*WRITTEN INSTRUCTION*. Only the number is wanted: how many lines hold the word "name"?

*EXTRACTED DATA*.
++++++++
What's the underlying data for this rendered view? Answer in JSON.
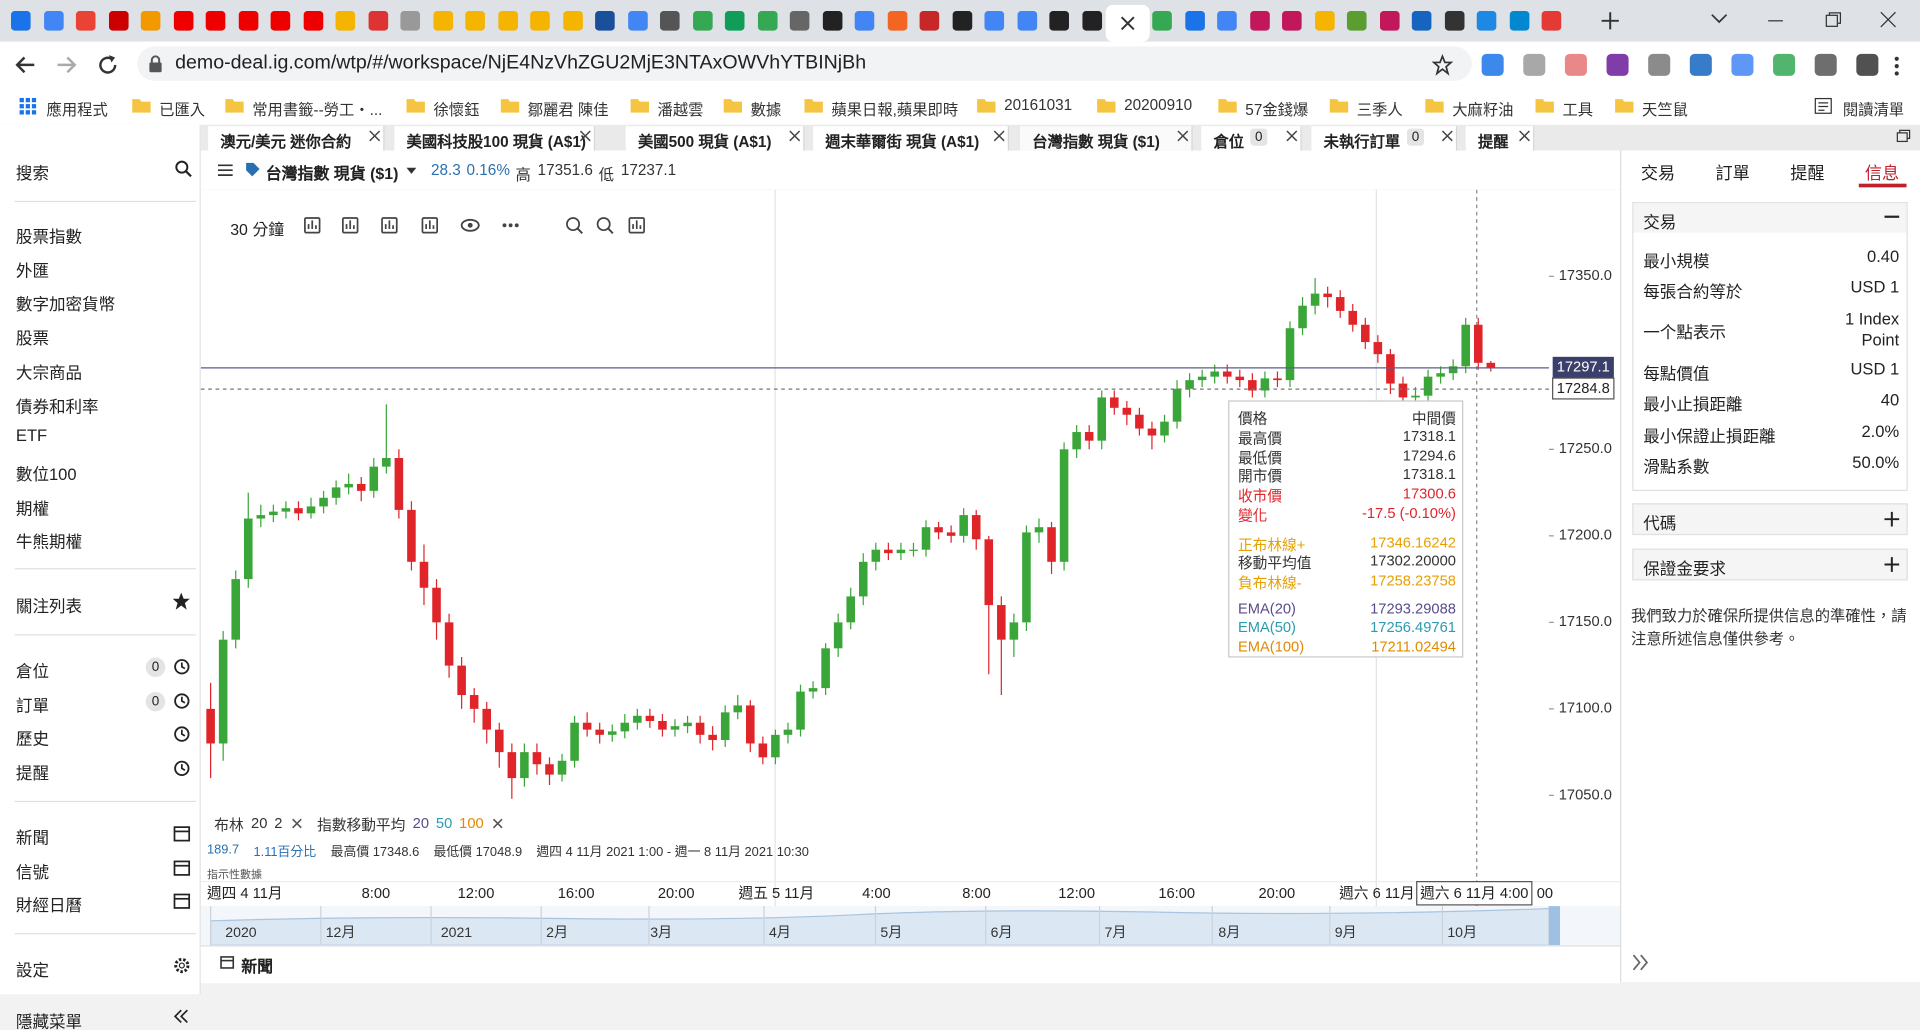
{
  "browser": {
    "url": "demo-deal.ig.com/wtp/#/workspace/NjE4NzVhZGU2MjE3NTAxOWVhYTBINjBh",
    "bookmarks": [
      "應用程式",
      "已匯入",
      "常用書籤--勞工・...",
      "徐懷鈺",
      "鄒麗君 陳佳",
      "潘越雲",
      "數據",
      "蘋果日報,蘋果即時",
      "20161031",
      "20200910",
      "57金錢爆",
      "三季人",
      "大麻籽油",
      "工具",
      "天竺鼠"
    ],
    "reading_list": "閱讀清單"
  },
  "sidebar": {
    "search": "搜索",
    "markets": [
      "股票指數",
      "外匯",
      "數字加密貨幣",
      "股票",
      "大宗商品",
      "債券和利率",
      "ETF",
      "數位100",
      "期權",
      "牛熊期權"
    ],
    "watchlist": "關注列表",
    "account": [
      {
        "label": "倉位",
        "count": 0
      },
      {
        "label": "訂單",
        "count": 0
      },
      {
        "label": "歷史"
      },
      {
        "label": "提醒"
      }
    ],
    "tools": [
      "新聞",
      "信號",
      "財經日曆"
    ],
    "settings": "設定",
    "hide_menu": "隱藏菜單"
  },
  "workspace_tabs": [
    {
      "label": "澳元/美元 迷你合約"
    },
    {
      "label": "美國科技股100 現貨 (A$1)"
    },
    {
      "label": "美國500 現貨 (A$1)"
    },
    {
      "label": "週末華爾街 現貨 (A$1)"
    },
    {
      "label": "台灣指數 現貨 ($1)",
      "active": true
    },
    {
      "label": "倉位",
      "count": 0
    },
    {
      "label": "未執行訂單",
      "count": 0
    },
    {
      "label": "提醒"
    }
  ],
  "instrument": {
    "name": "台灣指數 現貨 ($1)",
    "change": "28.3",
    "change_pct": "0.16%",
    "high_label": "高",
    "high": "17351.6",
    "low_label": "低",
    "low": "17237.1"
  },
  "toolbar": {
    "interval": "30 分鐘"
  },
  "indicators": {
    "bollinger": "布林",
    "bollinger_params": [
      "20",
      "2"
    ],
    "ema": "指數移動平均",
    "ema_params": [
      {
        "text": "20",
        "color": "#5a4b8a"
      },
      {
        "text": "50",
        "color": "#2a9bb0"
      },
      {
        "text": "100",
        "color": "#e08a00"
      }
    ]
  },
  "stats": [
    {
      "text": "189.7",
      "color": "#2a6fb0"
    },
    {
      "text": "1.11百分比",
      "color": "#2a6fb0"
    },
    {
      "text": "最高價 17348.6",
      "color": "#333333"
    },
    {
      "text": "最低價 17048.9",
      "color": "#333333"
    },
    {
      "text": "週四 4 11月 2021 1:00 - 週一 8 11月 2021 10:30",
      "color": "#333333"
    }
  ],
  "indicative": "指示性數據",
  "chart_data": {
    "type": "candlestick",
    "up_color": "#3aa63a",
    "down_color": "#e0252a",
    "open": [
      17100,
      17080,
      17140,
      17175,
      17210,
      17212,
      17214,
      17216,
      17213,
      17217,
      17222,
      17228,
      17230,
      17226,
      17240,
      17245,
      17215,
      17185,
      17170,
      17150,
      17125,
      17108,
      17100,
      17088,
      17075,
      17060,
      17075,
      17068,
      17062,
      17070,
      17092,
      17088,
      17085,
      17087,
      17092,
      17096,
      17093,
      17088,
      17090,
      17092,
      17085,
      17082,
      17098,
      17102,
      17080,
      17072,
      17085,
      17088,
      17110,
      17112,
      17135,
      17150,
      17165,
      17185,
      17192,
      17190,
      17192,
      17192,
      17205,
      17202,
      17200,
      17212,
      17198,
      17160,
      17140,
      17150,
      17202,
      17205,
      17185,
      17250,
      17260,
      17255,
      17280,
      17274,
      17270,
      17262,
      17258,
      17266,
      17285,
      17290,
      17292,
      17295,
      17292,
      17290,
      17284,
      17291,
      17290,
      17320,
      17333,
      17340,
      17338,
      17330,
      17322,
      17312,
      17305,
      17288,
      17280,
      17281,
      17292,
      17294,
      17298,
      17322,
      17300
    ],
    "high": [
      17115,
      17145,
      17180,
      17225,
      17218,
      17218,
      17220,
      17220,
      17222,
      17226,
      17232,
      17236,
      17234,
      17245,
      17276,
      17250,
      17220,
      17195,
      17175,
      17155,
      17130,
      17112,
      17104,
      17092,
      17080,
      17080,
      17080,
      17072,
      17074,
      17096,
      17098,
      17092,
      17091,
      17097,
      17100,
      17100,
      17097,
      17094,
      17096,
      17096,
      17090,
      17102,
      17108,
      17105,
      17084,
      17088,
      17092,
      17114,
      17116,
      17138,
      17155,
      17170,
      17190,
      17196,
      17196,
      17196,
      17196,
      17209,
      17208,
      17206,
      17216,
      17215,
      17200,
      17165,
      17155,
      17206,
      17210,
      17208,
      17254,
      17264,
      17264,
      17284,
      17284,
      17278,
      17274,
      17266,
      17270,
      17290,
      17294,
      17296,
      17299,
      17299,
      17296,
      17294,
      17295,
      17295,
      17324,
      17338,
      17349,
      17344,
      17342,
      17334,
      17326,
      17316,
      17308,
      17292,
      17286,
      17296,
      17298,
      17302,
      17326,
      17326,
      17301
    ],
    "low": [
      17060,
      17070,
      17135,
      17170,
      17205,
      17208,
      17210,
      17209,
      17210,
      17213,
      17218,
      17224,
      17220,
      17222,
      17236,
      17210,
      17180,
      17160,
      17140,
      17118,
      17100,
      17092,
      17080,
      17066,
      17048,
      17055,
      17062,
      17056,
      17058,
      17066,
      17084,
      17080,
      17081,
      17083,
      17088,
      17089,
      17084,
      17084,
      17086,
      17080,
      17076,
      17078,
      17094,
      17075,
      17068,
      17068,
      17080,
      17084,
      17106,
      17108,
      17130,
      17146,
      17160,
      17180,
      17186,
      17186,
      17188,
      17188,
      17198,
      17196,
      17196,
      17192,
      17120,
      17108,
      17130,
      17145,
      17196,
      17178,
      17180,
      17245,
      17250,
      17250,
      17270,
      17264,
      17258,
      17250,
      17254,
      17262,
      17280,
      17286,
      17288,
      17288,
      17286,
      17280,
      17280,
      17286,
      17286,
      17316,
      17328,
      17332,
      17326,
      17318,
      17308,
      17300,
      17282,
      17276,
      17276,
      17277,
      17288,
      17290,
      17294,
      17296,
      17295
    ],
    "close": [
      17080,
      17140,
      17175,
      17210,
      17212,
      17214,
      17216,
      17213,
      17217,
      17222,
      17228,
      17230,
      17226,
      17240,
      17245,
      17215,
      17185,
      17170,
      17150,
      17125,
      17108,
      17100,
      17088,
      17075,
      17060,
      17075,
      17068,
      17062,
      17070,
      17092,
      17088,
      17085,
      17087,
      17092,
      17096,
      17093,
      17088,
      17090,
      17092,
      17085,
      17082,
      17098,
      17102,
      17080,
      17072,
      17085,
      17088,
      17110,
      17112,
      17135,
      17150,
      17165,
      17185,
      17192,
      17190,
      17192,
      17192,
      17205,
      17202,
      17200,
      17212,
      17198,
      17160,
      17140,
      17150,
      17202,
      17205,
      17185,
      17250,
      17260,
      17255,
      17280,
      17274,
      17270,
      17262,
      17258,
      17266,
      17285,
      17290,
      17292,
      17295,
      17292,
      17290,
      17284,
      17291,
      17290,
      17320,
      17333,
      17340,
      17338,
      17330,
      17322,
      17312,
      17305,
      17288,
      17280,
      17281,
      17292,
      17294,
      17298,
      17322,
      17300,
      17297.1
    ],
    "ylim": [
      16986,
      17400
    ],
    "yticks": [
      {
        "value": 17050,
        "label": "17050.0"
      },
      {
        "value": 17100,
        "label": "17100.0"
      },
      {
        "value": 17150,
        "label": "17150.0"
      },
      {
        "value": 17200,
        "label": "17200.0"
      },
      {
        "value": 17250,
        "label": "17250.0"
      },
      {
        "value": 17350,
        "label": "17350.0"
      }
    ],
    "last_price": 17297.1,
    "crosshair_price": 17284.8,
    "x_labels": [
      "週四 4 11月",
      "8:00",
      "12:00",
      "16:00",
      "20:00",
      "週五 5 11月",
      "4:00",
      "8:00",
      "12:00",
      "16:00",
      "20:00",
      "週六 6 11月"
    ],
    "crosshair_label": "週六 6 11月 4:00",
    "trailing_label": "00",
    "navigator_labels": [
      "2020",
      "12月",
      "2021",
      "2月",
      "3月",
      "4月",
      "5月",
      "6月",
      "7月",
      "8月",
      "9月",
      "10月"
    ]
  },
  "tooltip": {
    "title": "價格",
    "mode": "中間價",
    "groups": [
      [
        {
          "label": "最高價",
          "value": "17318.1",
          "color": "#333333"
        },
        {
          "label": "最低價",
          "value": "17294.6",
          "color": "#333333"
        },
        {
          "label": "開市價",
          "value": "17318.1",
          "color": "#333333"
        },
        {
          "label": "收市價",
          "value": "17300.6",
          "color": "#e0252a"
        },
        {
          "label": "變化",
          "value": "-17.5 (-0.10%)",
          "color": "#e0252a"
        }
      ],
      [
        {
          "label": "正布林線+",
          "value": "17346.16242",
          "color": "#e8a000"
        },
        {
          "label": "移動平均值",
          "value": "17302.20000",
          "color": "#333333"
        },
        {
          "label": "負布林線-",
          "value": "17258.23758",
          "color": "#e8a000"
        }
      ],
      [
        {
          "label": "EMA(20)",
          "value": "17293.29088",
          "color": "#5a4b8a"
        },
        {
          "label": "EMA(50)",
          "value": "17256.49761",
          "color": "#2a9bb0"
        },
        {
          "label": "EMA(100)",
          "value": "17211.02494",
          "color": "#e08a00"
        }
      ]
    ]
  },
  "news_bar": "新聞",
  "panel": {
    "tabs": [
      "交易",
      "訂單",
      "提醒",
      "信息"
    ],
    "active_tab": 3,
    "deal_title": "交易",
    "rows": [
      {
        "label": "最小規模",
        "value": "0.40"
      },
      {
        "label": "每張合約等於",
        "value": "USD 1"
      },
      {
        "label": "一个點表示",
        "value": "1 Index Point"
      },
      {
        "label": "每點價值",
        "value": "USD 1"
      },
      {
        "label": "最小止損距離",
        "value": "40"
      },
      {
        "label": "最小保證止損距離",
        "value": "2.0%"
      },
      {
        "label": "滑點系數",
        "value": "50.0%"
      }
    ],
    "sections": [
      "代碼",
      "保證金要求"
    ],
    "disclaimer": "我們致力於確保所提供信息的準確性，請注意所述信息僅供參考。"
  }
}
++++++++
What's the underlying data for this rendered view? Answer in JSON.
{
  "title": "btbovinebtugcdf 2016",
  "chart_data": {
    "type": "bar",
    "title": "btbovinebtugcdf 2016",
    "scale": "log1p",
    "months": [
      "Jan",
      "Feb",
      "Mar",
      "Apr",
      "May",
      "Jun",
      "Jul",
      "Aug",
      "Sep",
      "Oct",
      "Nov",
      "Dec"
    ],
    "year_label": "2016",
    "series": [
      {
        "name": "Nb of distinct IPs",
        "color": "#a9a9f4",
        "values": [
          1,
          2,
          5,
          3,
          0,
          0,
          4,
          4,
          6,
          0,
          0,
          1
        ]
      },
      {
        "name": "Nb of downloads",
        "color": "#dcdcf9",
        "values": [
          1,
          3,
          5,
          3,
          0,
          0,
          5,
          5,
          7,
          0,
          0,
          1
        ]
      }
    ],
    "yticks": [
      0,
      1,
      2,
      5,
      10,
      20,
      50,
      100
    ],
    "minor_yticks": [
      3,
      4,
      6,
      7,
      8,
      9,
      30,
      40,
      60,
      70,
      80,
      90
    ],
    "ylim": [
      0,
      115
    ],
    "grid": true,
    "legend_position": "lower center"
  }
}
++++++++
*THE RESPONSE*. 3